The problem: Count the lines in the material below that contain the string "Редактирование", treating uppercase and lowercase as different. Reply with only the number.

Data listing:

● ● ● ●

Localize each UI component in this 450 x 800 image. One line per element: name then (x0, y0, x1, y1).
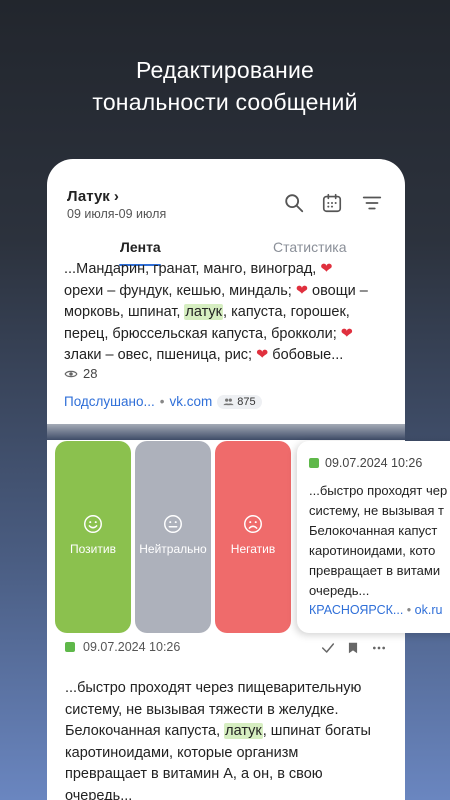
post-line: очередь... (309, 583, 370, 598)
people-icon (223, 398, 234, 406)
post-line: Белокочанная капуста, (65, 723, 225, 739)
post-line: превращает в витамин А, а он, в свою (65, 766, 323, 782)
tab-statistics[interactable]: Статистика (273, 239, 347, 255)
positive-status-square (309, 458, 319, 468)
post-line: систему, не вызывая т (309, 503, 444, 518)
source-row: КРАСНОЯРСК... • ok.ru (309, 603, 442, 617)
swiped-post-card[interactable]: 09.07.2024 10:26 ...быстро проходят чер … (297, 441, 450, 633)
keyword-highlight: латук (184, 304, 224, 320)
phone-screen: Латук › 09 июля-09 июля Лента Статистика … (47, 159, 405, 424)
post-line: ...Мандарин, гранат, манго, виноград, (64, 261, 321, 277)
post-line: бобовые... (268, 347, 344, 363)
post-line: перец, брюссельская капуста, брокколи; (64, 325, 341, 342)
promo-title: Редактирование тональности сообщений (0, 54, 450, 118)
post-line: каротиноидами, которые организм (65, 744, 299, 761)
bookmark-icon[interactable] (346, 640, 360, 656)
negative-sentiment-button[interactable]: Негатив (215, 441, 291, 633)
source-link[interactable]: КРАСНОЯРСК... (309, 603, 403, 617)
date-range: 09 июля-09 июля (67, 207, 167, 221)
post-line: морковь, шпинат, (64, 304, 185, 320)
heart-icon: ❤ (320, 261, 333, 277)
post-date: 09.07.2024 10:26 (309, 456, 422, 470)
separator-dot: • (406, 603, 412, 617)
filter-icon[interactable] (361, 192, 383, 214)
channel-title-button[interactable]: Латук › (67, 188, 119, 205)
post-line: ...быстро проходят через пищеварительную (65, 680, 362, 696)
smile-icon (84, 515, 102, 533)
audience-badge: 875 (217, 394, 262, 409)
negative-label: Негатив (230, 542, 276, 556)
tab-feed[interactable]: Лента (120, 239, 161, 255)
post-date-text: 09.07.2024 10:26 (325, 456, 423, 470)
positive-label: Позитив (70, 542, 116, 556)
source-row: Подслушано... • vk.com 875 (64, 394, 262, 409)
separator-dot: • (159, 394, 165, 409)
post-line: орехи – фундук, кешью, миндаль; (64, 282, 296, 299)
promo-title-line-1: Редактирование (135, 57, 314, 83)
check-icon[interactable] (320, 640, 336, 656)
post-line: , капуста, горошек, (223, 304, 350, 320)
post-text: ...Мандарин, гранат, манго, виноград, ❤ … (64, 259, 394, 367)
heart-icon: ❤ (340, 325, 353, 342)
post-date-text: 09.07.2024 10:26 (83, 640, 181, 654)
top-bar: Латук › 09 июля-09 июля (47, 159, 405, 229)
more-icon[interactable] (370, 640, 388, 656)
post-text: ...быстро проходят через пищеварительную… (65, 678, 395, 800)
source-link[interactable]: Подслушано... (64, 394, 155, 409)
eye-icon (64, 370, 78, 377)
post-line: очередь... (65, 787, 133, 800)
keyword-highlight: латук (224, 723, 263, 739)
post-date: 09.07.2024 10:26 (65, 640, 180, 654)
heart-icon: ❤ (256, 347, 269, 363)
post-line: ...быстро проходят чер (309, 483, 448, 498)
neutral-face-icon (164, 515, 182, 533)
views-counter: 28 (64, 366, 97, 381)
promo-title-line-2: тональности сообщений (92, 89, 358, 115)
post-actions (320, 640, 388, 656)
frown-icon (244, 515, 262, 533)
post-line: превращает в витами (309, 563, 441, 578)
channel-name: Латук (67, 188, 110, 205)
heart-icon: ❤ (295, 282, 309, 299)
calendar-icon[interactable] (321, 192, 343, 214)
audience-count: 875 (237, 395, 256, 408)
post-line: Белокочанная капуст (309, 523, 438, 538)
views-count: 28 (83, 366, 98, 381)
domain-link[interactable]: vk.com (169, 394, 212, 409)
positive-status-square (65, 642, 75, 652)
card-fade (47, 410, 405, 440)
domain-link[interactable]: ok.ru (415, 603, 443, 617)
post-line: систему, не вызывая тяжести в желудке. (65, 701, 339, 718)
post-text: ...быстро проходят чер систему, не вызыв… (309, 481, 450, 601)
neutral-label: Нейтрально (139, 542, 207, 556)
neutral-sentiment-button[interactable]: Нейтрально (135, 441, 211, 633)
post-line: овощи – (308, 282, 368, 299)
post-line: злаки – овес, пшеница, рис; (64, 347, 257, 363)
post-line: каротиноидами, кото (309, 543, 436, 558)
positive-sentiment-button[interactable]: Позитив (55, 441, 131, 633)
search-icon[interactable] (283, 192, 305, 214)
chevron-right-icon: › (113, 188, 119, 205)
post-line: , шпинат богаты (262, 723, 371, 739)
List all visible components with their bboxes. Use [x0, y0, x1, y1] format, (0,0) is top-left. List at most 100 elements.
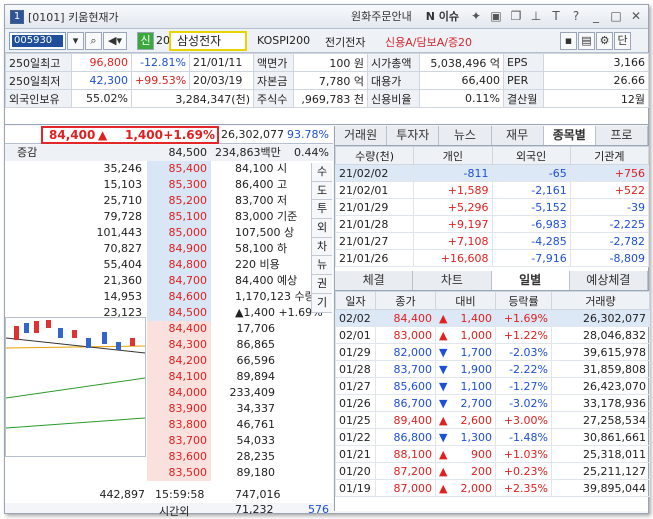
table-row[interactable]: 02/02 84,400 ▲ 1,400 +1.69% 26,302,077	[335, 309, 650, 327]
ask-row[interactable]: 101,443 85,000 107,500 상	[5, 225, 333, 241]
tab-0[interactable]: 거래원	[335, 126, 388, 145]
issue-button[interactable]: N 이슈	[421, 8, 464, 25]
volume-cell: 33,178,936	[551, 394, 650, 412]
date-cell: 02/02	[335, 309, 376, 327]
side-button[interactable]: 차	[312, 237, 332, 257]
investor-header: 수량(천) 개인 외국인 기관계	[334, 146, 650, 165]
tab-2[interactable]: 뉴스	[439, 126, 492, 145]
bid-price[interactable]: 83,500	[147, 465, 211, 481]
daily-tab-0[interactable]: 체결	[335, 271, 414, 290]
ask-row[interactable]: 21,360 84,700 84,400 예상	[5, 273, 333, 289]
search-icon[interactable]: ⌕	[85, 32, 102, 50]
sound-icon[interactable]: ◀▾	[103, 32, 127, 50]
ask-price[interactable]: 84,600	[147, 289, 211, 305]
ask-row[interactable]: 55,404 84,800 220 비용	[5, 257, 333, 273]
table-row[interactable]: 01/27 85,600 ▼ 1,100 -1.27% 26,423,070	[335, 377, 650, 395]
kiwoom-icon[interactable]: ✦	[468, 8, 484, 25]
save-icon[interactable]: ▪	[560, 32, 577, 50]
up-arrow-icon: ▲	[439, 464, 448, 478]
daily-tab-2[interactable]: 일별	[491, 271, 570, 290]
ask-price[interactable]: 84,900	[147, 241, 211, 257]
minimize-icon[interactable]: _	[588, 8, 604, 25]
single-button[interactable]: 단	[614, 32, 631, 50]
ask-price[interactable]: 85,300	[147, 177, 211, 193]
table-row[interactable]: 02/01 83,000 ▲ 1,000 +1.22% 28,046,832	[335, 326, 650, 344]
ask-price[interactable]: 85,100	[147, 209, 211, 225]
daily-tab-3[interactable]: 예상체결	[570, 271, 648, 290]
table-row[interactable]: 21/01/27 +7,108 -4,285 -2,782	[334, 232, 650, 250]
close-icon[interactable]: ✕	[628, 8, 644, 25]
column-header[interactable]: 수량(천)	[334, 146, 415, 165]
table-row[interactable]: 21/02/02 -811 -65 +756	[334, 164, 650, 182]
rate-cell: -1.27%	[495, 377, 552, 395]
order-guide-button[interactable]: 원화주문안내	[346, 8, 417, 25]
stock-name[interactable]: 삼성전자	[169, 31, 247, 51]
ask-price[interactable]: 84,700	[147, 273, 211, 289]
bid-price[interactable]: 83,800	[147, 417, 211, 433]
side-button[interactable]: 외	[312, 219, 332, 238]
table-row[interactable]: 21/01/29 +5,296 -5,152 -39	[334, 198, 650, 216]
gear-icon[interactable]: ⚙	[596, 32, 613, 50]
table-row[interactable]: 01/25 89,400 ▲ 2,600 +3.00% 27,258,534	[335, 411, 650, 429]
bid-price[interactable]: 84,100	[147, 369, 211, 385]
table-row[interactable]: 21/01/26 +16,608 -7,916 -8,809	[334, 249, 650, 267]
ask-price[interactable]: 84,800	[147, 257, 211, 273]
tab-5[interactable]: 프로	[596, 126, 649, 145]
panel-icon[interactable]: ▤	[578, 32, 595, 50]
ask-row[interactable]: 35,246 85,400 84,100 시	[5, 161, 333, 177]
ask-row[interactable]: 15,103 85,300 86,400 고	[5, 177, 333, 193]
table-row[interactable]: 21/02/01 +1,589 -2,161 +522	[334, 181, 650, 199]
ask-row[interactable]: 70,827 84,900 58,100 하	[5, 241, 333, 257]
total-volume: 26,302,077	[221, 128, 284, 141]
table-row[interactable]: 21/01/28 +9,197 -6,983 -2,225	[334, 215, 650, 233]
ask-row[interactable]: 14,953 84,600 1,170,123 수량	[5, 289, 333, 305]
change-cell: ▲ 1,000	[435, 326, 496, 344]
table-row[interactable]: 01/26 86,700 ▼ 2,700 -3.02% 33,178,936	[335, 394, 650, 412]
close-cell: 89,400	[375, 411, 436, 429]
side-button[interactable]: 기	[312, 293, 332, 313]
table-row[interactable]: 01/19 87,000 ▲ 2,000 +2.35% 39,895,044	[335, 479, 650, 497]
help-icon[interactable]: ?	[568, 8, 584, 25]
stock-code-input[interactable]: 005930	[9, 32, 66, 50]
table-row[interactable]: 01/21 88,100 ▲ 900 +1.03% 25,318,011	[335, 445, 650, 463]
ask-price[interactable]: 84,500	[147, 305, 211, 321]
tab-1[interactable]: 투자자	[387, 126, 440, 145]
ask-price[interactable]: 85,400	[147, 161, 211, 177]
mini-candle-chart[interactable]	[5, 317, 146, 457]
change-value: 1,900	[460, 362, 493, 376]
bid-price[interactable]: 83,600	[147, 449, 211, 465]
order-book: 증감 84,500 234,863백만 0.44% 35,246 85,400 84…	[5, 145, 333, 518]
maximize-icon[interactable]: □	[608, 8, 624, 25]
date-cell: 01/22	[335, 428, 376, 446]
bid-price[interactable]: 84,400	[147, 321, 211, 337]
pin-icon[interactable]: ⊥	[528, 8, 544, 25]
ask-price[interactable]: 85,200	[147, 193, 211, 209]
bid-row[interactable]: 83,500 89,180	[5, 465, 333, 481]
font-icon[interactable]: T	[548, 8, 564, 25]
ask-price[interactable]: 85,000	[147, 225, 211, 241]
table-row[interactable]: 01/28 83,700 ▼ 1,900 -2.22% 31,859,808	[335, 360, 650, 378]
side-button[interactable]: 도	[312, 181, 332, 201]
tab-3[interactable]: 재무	[492, 126, 544, 145]
side-button[interactable]: 뉴	[312, 256, 332, 276]
copy-icon[interactable]: ❐	[508, 8, 524, 25]
table-row[interactable]: 01/22 86,800 ▼ 1,300 -1.48% 30,861,661	[335, 428, 650, 446]
side-button[interactable]: 투	[312, 200, 332, 220]
table-row[interactable]: 01/29 82,000 ▼ 1,700 -2.03% 39,615,978	[335, 343, 650, 361]
tab-4[interactable]: 종목별	[543, 126, 596, 145]
side-button[interactable]: 수	[312, 163, 332, 182]
ask-row[interactable]: 25,710 85,200 83,700 저	[5, 193, 333, 209]
table-row[interactable]: 01/20 87,200 ▲ 200 +0.23% 25,211,127	[335, 462, 650, 480]
bid-price[interactable]: 84,000	[147, 385, 211, 401]
bid-volume: 54,033	[236, 434, 276, 447]
daily-tab-1[interactable]: 차트	[413, 271, 492, 290]
dropdown-icon[interactable]: ▾	[67, 32, 84, 50]
side-button[interactable]: 권	[312, 275, 332, 294]
ask-row[interactable]: 79,728 85,100 83,000 기준	[5, 209, 333, 225]
bid-price[interactable]: 84,200	[147, 353, 211, 369]
bid-price[interactable]: 83,700	[147, 433, 211, 449]
layout-icon[interactable]: ▣	[488, 8, 504, 25]
bid-price[interactable]: 84,300	[147, 337, 211, 353]
bid-price[interactable]: 83,900	[147, 401, 211, 417]
up-arrow-icon: ▲	[98, 128, 108, 142]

● ● ● ●

Result of the task: 2